GOAL: Collect from the data below each line with "When".

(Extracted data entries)
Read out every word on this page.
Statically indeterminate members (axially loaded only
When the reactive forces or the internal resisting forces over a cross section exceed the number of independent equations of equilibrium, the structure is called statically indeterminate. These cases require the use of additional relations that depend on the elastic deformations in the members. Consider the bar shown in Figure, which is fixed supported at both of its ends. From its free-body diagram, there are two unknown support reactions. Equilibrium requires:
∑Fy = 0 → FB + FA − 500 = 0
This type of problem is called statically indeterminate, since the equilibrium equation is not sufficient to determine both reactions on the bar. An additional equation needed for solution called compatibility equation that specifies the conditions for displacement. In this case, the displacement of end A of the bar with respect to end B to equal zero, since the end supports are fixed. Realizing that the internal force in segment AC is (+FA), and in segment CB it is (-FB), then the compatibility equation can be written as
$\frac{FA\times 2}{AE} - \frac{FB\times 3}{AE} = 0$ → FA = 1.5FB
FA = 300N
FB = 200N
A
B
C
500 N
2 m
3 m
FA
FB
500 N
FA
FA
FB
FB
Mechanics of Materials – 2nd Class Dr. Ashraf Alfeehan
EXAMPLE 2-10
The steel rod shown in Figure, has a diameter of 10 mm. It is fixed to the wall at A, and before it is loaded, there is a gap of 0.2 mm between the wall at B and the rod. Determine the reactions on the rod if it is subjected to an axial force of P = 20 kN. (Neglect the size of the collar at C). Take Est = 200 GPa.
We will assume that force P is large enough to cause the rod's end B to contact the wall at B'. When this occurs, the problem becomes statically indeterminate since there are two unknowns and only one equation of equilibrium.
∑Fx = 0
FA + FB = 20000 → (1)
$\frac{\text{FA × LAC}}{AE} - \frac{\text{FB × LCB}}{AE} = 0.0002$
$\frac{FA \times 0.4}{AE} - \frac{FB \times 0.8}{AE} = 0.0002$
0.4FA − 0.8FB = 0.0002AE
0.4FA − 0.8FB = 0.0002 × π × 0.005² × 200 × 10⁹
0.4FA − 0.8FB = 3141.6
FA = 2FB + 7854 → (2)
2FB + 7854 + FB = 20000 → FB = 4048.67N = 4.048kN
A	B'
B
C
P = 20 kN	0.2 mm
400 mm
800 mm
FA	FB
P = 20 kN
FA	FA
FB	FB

EXPECTED OUTPUT:
When the reactive forces or the internal resisting forces over a cross section exceed the number of independent equations of equilibrium, the structure is called statically indeterminate. These cases require the use of additional relations that depend on the elastic deformations in the members. Consider the bar shown in Figure, which is fixed supported at both of its ends. From its free-body diagram, there are two unknown support reactions. Equilibrium requires:
We will assume that force P is large enough to cause the rod's end B to contact the wall at B'. When this occurs, the problem becomes statically indeterminate since there are two unknowns and only one equation of equilibrium.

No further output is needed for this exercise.